Only the pictures are omitted; repeat all other data exactly.

++++++++++++++++++++

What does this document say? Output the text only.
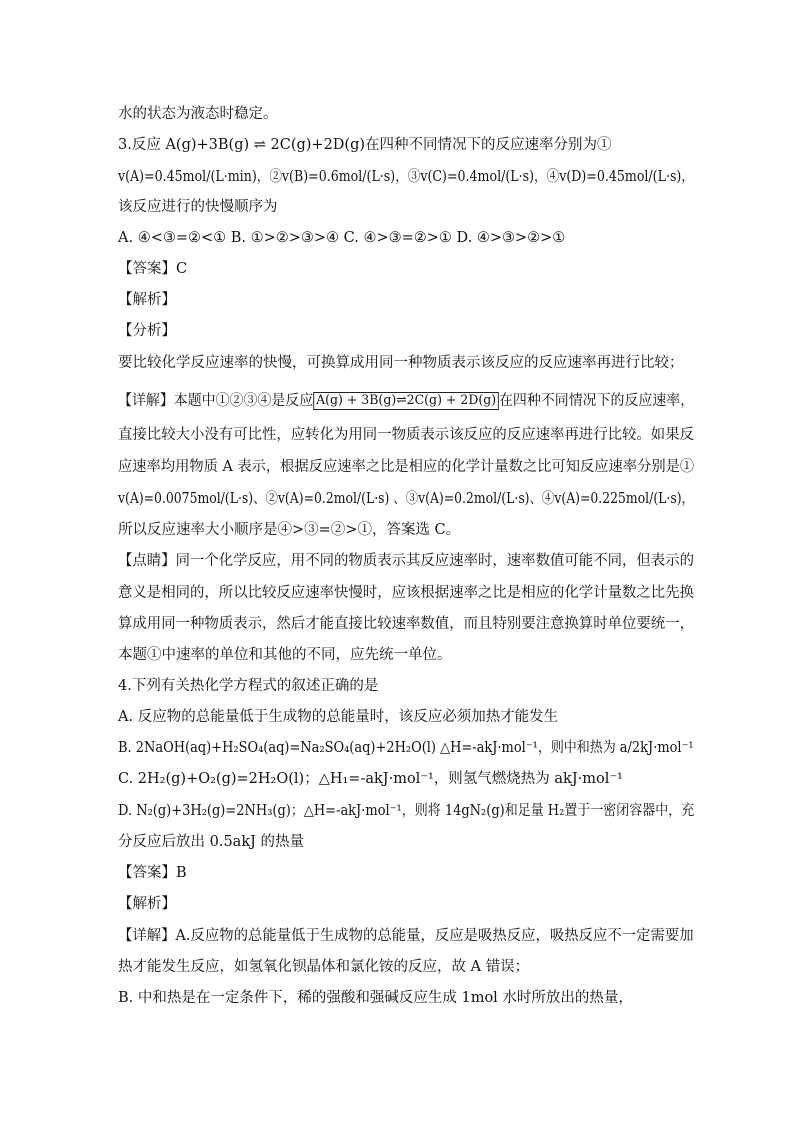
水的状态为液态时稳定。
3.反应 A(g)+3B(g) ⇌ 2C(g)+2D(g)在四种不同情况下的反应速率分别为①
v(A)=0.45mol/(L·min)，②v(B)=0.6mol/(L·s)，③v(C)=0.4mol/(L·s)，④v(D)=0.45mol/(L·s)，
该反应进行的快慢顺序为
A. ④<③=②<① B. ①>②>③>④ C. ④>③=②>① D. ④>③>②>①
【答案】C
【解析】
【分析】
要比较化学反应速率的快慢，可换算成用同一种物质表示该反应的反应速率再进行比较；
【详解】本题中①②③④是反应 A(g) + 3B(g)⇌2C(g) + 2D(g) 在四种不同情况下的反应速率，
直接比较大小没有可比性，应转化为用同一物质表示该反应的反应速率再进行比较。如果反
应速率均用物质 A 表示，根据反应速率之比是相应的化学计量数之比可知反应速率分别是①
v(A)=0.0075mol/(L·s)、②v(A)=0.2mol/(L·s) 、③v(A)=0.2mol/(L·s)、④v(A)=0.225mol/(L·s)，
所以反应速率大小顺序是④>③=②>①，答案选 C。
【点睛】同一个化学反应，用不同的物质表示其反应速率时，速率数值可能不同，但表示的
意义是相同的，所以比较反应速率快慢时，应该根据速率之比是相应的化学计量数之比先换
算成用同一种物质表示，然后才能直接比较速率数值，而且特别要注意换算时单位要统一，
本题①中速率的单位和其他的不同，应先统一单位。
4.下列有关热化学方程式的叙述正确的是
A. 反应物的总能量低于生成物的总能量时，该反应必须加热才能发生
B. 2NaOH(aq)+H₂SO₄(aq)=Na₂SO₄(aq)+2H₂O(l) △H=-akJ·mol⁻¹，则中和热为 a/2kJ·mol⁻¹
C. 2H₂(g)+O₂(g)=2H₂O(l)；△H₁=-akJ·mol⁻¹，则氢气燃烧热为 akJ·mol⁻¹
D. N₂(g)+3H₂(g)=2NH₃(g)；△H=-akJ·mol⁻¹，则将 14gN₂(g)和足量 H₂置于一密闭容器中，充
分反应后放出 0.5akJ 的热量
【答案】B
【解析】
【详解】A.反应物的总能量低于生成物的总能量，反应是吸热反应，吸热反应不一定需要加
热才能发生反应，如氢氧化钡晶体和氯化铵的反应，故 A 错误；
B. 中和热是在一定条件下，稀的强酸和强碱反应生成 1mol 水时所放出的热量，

++++++++++++++++++++

Response for this exercise:
What does this document say? Output the text only.
水的状态为液态时稳定。
3.反应 A(g)+3B(g) ⇌ 2C(g)+2D(g)在四种不同情况下的反应速率分别为①
v(A)=0.45mol/(L·min)，②v(B)=0.6mol/(L·s)，③v(C)=0.4mol/(L·s)，④v(D)=0.45mol/(L·s)，
该反应进行的快慢顺序为
A. ④<③=②<① B. ①>②>③>④ C. ④>③=②>① D. ④>③>②>①
【答案】C
【解析】
【分析】
要比较化学反应速率的快慢，可换算成用同一种物质表示该反应的反应速率再进行比较；
【详解】本题中①②③④是反应 A(g) + 3B(g)⇌2C(g) + 2D(g) 在四种不同情况下的反应速率，
直接比较大小没有可比性，应转化为用同一物质表示该反应的反应速率再进行比较。如果反
应速率均用物质 A 表示，根据反应速率之比是相应的化学计量数之比可知反应速率分别是①
v(A)=0.0075mol/(L·s)、②v(A)=0.2mol/(L·s) 、③v(A)=0.2mol/(L·s)、④v(A)=0.225mol/(L·s)，
所以反应速率大小顺序是④>③=②>①，答案选 C。
【点睛】同一个化学反应，用不同的物质表示其反应速率时，速率数值可能不同，但表示的
意义是相同的，所以比较反应速率快慢时，应该根据速率之比是相应的化学计量数之比先换
算成用同一种物质表示，然后才能直接比较速率数值，而且特别要注意换算时单位要统一，
本题①中速率的单位和其他的不同，应先统一单位。
4.下列有关热化学方程式的叙述正确的是
A. 反应物的总能量低于生成物的总能量时，该反应必须加热才能发生
B. 2NaOH(aq)+H₂SO₄(aq)=Na₂SO₄(aq)+2H₂O(l) △H=-akJ·mol⁻¹，则中和热为 a/2kJ·mol⁻¹
C. 2H₂(g)+O₂(g)=2H₂O(l)；△H₁=-akJ·mol⁻¹，则氢气燃烧热为 akJ·mol⁻¹
D. N₂(g)+3H₂(g)=2NH₃(g)；△H=-akJ·mol⁻¹，则将 14gN₂(g)和足量 H₂置于一密闭容器中，充
分反应后放出 0.5akJ 的热量
【答案】B
【解析】
【详解】A.反应物的总能量低于生成物的总能量，反应是吸热反应，吸热反应不一定需要加
热才能发生反应，如氢氧化钡晶体和氯化铵的反应，故 A 错误；
B. 中和热是在一定条件下，稀的强酸和强碱反应生成 1mol 水时所放出的热量，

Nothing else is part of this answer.